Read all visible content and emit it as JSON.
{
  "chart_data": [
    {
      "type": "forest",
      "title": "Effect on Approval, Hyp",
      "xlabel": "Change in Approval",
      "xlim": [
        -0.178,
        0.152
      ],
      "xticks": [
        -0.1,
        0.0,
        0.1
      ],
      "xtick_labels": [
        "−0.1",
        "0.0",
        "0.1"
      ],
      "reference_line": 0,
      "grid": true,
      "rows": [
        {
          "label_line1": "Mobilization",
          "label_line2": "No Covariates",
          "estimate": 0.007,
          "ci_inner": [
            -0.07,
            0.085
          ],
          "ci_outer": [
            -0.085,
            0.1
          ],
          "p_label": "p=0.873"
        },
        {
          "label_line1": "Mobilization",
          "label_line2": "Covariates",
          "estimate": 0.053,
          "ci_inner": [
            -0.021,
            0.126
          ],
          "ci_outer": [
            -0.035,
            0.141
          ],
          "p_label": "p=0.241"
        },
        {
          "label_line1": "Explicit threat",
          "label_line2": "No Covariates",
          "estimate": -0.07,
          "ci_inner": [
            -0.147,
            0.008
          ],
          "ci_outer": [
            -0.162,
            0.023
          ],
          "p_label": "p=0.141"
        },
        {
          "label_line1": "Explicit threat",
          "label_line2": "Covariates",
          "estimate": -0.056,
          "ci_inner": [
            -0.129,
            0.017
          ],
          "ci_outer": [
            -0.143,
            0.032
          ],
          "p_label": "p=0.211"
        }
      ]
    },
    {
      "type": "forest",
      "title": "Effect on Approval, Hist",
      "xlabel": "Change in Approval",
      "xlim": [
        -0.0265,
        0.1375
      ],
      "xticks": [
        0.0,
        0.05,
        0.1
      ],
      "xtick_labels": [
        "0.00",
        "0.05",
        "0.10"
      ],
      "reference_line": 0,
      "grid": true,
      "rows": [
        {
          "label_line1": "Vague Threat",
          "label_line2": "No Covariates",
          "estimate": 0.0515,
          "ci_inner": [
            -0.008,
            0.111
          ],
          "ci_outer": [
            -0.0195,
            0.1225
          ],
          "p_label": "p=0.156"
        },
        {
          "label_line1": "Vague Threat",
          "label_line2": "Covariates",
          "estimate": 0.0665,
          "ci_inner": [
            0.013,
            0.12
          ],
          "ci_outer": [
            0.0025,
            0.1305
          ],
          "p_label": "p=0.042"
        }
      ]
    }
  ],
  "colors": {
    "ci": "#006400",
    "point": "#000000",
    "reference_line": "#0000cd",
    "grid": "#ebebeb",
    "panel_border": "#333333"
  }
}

::::

Your instructions:
Print the whole listing again, exactly.

Answer to the problem:
Read all visible content and emit it as JSON.
{
  "chart_data": [
    {
      "type": "forest",
      "title": "Effect on Approval, Hyp",
      "xlabel": "Change in Approval",
      "xlim": [
        -0.178,
        0.152
      ],
      "xticks": [
        -0.1,
        0.0,
        0.1
      ],
      "xtick_labels": [
        "−0.1",
        "0.0",
        "0.1"
      ],
      "reference_line": 0,
      "grid": true,
      "rows": [
        {
          "label_line1": "Mobilization",
          "label_line2": "No Covariates",
          "estimate": 0.007,
          "ci_inner": [
            -0.07,
            0.085
          ],
          "ci_outer": [
            -0.085,
            0.1
          ],
          "p_label": "p=0.873"
        },
        {
          "label_line1": "Mobilization",
          "label_line2": "Covariates",
          "estimate": 0.053,
          "ci_inner": [
            -0.021,
            0.126
          ],
          "ci_outer": [
            -0.035,
            0.141
          ],
          "p_label": "p=0.241"
        },
        {
          "label_line1": "Explicit threat",
          "label_line2": "No Covariates",
          "estimate": -0.07,
          "ci_inner": [
            -0.147,
            0.008
          ],
          "ci_outer": [
            -0.162,
            0.023
          ],
          "p_label": "p=0.141"
        },
        {
          "label_line1": "Explicit threat",
          "label_line2": "Covariates",
          "estimate": -0.056,
          "ci_inner": [
            -0.129,
            0.017
          ],
          "ci_outer": [
            -0.143,
            0.032
          ],
          "p_label": "p=0.211"
        }
      ]
    },
    {
      "type": "forest",
      "title": "Effect on Approval, Hist",
      "xlabel": "Change in Approval",
      "xlim": [
        -0.0265,
        0.1375
      ],
      "xticks": [
        0.0,
        0.05,
        0.1
      ],
      "xtick_labels": [
        "0.00",
        "0.05",
        "0.10"
      ],
      "reference_line": 0,
      "grid": true,
      "rows": [
        {
          "label_line1": "Vague Threat",
          "label_line2": "No Covariates",
          "estimate": 0.0515,
          "ci_inner": [
            -0.008,
            0.111
          ],
          "ci_outer": [
            -0.0195,
            0.1225
          ],
          "p_label": "p=0.156"
        },
        {
          "label_line1": "Vague Threat",
          "label_line2": "Covariates",
          "estimate": 0.0665,
          "ci_inner": [
            0.013,
            0.12
          ],
          "ci_outer": [
            0.0025,
            0.1305
          ],
          "p_label": "p=0.042"
        }
      ]
    }
  ],
  "colors": {
    "ci": "#006400",
    "point": "#000000",
    "reference_line": "#0000cd",
    "grid": "#ebebeb",
    "panel_border": "#333333"
  }
}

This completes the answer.